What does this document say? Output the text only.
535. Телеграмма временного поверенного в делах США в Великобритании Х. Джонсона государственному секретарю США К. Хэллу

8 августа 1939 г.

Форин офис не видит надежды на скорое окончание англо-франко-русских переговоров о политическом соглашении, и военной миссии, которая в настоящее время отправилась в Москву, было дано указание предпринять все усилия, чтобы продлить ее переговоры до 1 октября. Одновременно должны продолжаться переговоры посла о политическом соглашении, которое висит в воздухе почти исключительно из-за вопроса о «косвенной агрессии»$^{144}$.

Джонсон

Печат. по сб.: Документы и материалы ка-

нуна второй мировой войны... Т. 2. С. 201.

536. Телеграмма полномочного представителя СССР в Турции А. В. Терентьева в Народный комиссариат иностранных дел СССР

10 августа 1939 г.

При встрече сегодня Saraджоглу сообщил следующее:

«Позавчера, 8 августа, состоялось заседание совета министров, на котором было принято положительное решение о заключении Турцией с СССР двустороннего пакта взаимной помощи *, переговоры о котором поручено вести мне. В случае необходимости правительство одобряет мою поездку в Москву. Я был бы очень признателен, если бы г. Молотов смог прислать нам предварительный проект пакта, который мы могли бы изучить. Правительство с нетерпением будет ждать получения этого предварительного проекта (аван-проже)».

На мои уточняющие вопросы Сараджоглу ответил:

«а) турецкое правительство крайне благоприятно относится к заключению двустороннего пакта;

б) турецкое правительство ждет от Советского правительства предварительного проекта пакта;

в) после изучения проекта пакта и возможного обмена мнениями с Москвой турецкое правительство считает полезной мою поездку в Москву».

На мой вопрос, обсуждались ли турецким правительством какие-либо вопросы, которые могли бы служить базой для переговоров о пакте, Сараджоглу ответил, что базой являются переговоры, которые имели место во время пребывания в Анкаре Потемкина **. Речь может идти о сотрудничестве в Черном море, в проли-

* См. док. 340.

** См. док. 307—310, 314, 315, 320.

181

*Work to be completed*:
Please restate the whole listing word for word.

*Solution to this exercise*:
What does this document say? Output the text only.
535. Телеграмма временного поверенного в делах США в Великобритании Х. Джонсона государственному секретарю США К. Хэллу

8 августа 1939 г.

Форин офис не видит надежды на скорое окончание англо-франко-русских переговоров о политическом соглашении, и военной миссии, которая в настоящее время отправилась в Москву, было дано указание предпринять все усилия, чтобы продлить ее переговоры до 1 октября. Одновременно должны продолжаться переговоры посла о политическом соглашении, которое висит в воздухе почти исключительно из-за вопроса о «косвенной агрессии»$^{144}$.

Джонсон

Печат. по сб.: Документы и материалы ка-

нуна второй мировой войны... Т. 2. С. 201.

536. Телеграмма полномочного представителя СССР в Турции А. В. Терентьева в Народный комиссариат иностранных дел СССР

10 августа 1939 г.

При встрече сегодня Saraджоглу сообщил следующее:

«Позавчера, 8 августа, состоялось заседание совета министров, на котором было принято положительное решение о заключении Турцией с СССР двустороннего пакта взаимной помощи *, переговоры о котором поручено вести мне. В случае необходимости правительство одобряет мою поездку в Москву. Я был бы очень признателен, если бы г. Молотов смог прислать нам предварительный проект пакта, который мы могли бы изучить. Правительство с нетерпением будет ждать получения этого предварительного проекта (аван-проже)».

На мои уточняющие вопросы Сараджоглу ответил:

«а) турецкое правительство крайне благоприятно относится к заключению двустороннего пакта;

б) турецкое правительство ждет от Советского правительства предварительного проекта пакта;

в) после изучения проекта пакта и возможного обмена мнениями с Москвой турецкое правительство считает полезной мою поездку в Москву».

На мой вопрос, обсуждались ли турецким правительством какие-либо вопросы, которые могли бы служить базой для переговоров о пакте, Сараджоглу ответил, что базой являются переговоры, которые имели место во время пребывания в Анкаре Потемкина **. Речь может идти о сотрудничестве в Черном море, в проли-

* См. док. 340.

** См. док. 307—310, 314, 315, 320.

181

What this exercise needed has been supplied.